[DATA SHOWN]:

....

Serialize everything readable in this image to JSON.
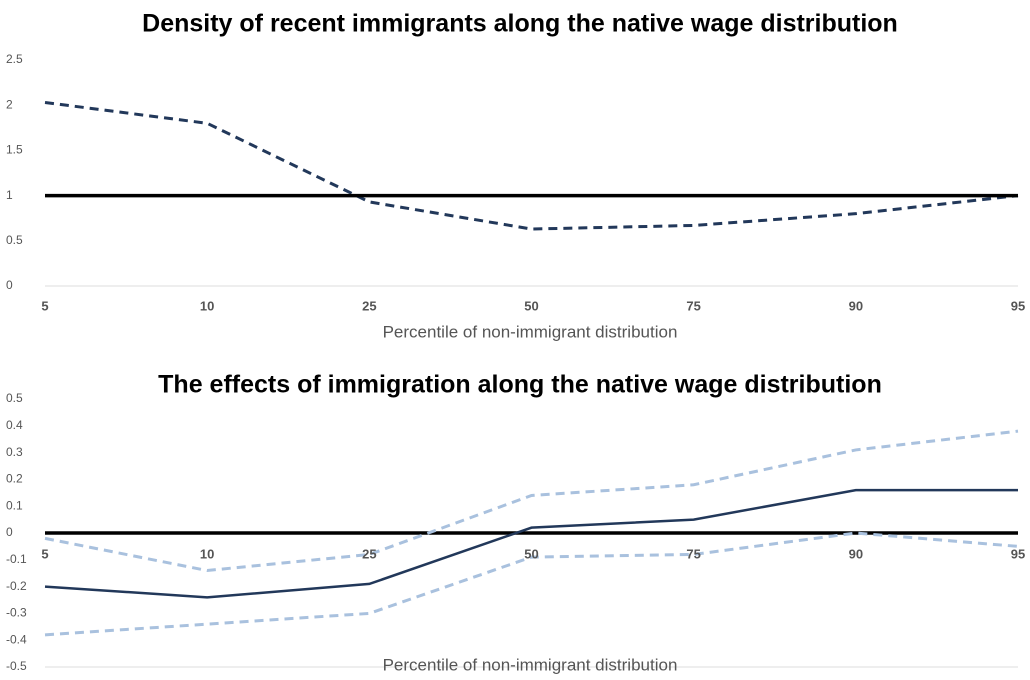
{
  "chart_data": [
    {
      "type": "line",
      "title": "Density of recent immigrants along the native wage distribution",
      "x_label": "Percentile of non-immigrant distribution",
      "categories": [
        "5",
        "10",
        "25",
        "50",
        "75",
        "90",
        "95"
      ],
      "series": [
        {
          "color": "#22385a",
          "dash": true,
          "values": [
            2.03,
            1.8,
            0.93,
            0.63,
            0.67,
            0.8,
            1.0
          ]
        },
        {
          "color": "#000000",
          "dash": false,
          "values": [
            1,
            1,
            1,
            1,
            1,
            1,
            1
          ]
        }
      ],
      "ylim": [
        0,
        2.5
      ],
      "yticks": [
        0,
        0.5,
        1,
        1.5,
        2,
        2.5
      ]
    },
    {
      "type": "line",
      "title": "The effects of immigration along the native wage distribution",
      "x_label": "Percentile of non-immigrant distribution",
      "categories": [
        "5",
        "10",
        "25",
        "50",
        "75",
        "90",
        "95"
      ],
      "series": [
        {
          "color": "#000000",
          "dash": false,
          "values": [
            0,
            0,
            0,
            0,
            0,
            0,
            0
          ]
        },
        {
          "color": "#a9c1de",
          "dash": true,
          "values": [
            -0.02,
            -0.14,
            -0.08,
            0.14,
            0.18,
            0.31,
            0.38
          ]
        },
        {
          "color": "#a9c1de",
          "dash": true,
          "values": [
            -0.38,
            -0.34,
            -0.3,
            -0.09,
            -0.08,
            0.0,
            -0.05
          ]
        },
        {
          "color": "#22385a",
          "dash": false,
          "values": [
            -0.2,
            -0.24,
            -0.19,
            0.02,
            0.05,
            0.16,
            0.16
          ]
        }
      ],
      "ylim": [
        -0.5,
        0.5
      ],
      "yticks": [
        -0.5,
        -0.4,
        -0.3,
        -0.2,
        -0.1,
        0,
        0.1,
        0.2,
        0.3,
        0.4,
        0.5
      ]
    }
  ]
}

....

Extract all the entries word for word; omit any pictures.

Serialize everything readable in this image to JSON.
{
  "chart_data": [
    {
      "type": "line",
      "title": "Density of recent immigrants along the native wage distribution",
      "x_label": "Percentile of non-immigrant distribution",
      "categories": [
        "5",
        "10",
        "25",
        "50",
        "75",
        "90",
        "95"
      ],
      "series": [
        {
          "color": "#22385a",
          "dash": true,
          "values": [
            2.03,
            1.8,
            0.93,
            0.63,
            0.67,
            0.8,
            1.0
          ]
        },
        {
          "color": "#000000",
          "dash": false,
          "values": [
            1,
            1,
            1,
            1,
            1,
            1,
            1
          ]
        }
      ],
      "ylim": [
        0,
        2.5
      ],
      "yticks": [
        0,
        0.5,
        1,
        1.5,
        2,
        2.5
      ]
    },
    {
      "type": "line",
      "title": "The effects of immigration along the native wage distribution",
      "x_label": "Percentile of non-immigrant distribution",
      "categories": [
        "5",
        "10",
        "25",
        "50",
        "75",
        "90",
        "95"
      ],
      "series": [
        {
          "color": "#000000",
          "dash": false,
          "values": [
            0,
            0,
            0,
            0,
            0,
            0,
            0
          ]
        },
        {
          "color": "#a9c1de",
          "dash": true,
          "values": [
            -0.02,
            -0.14,
            -0.08,
            0.14,
            0.18,
            0.31,
            0.38
          ]
        },
        {
          "color": "#a9c1de",
          "dash": true,
          "values": [
            -0.38,
            -0.34,
            -0.3,
            -0.09,
            -0.08,
            0.0,
            -0.05
          ]
        },
        {
          "color": "#22385a",
          "dash": false,
          "values": [
            -0.2,
            -0.24,
            -0.19,
            0.02,
            0.05,
            0.16,
            0.16
          ]
        }
      ],
      "ylim": [
        -0.5,
        0.5
      ],
      "yticks": [
        -0.5,
        -0.4,
        -0.3,
        -0.2,
        -0.1,
        0,
        0.1,
        0.2,
        0.3,
        0.4,
        0.5
      ]
    }
  ]
}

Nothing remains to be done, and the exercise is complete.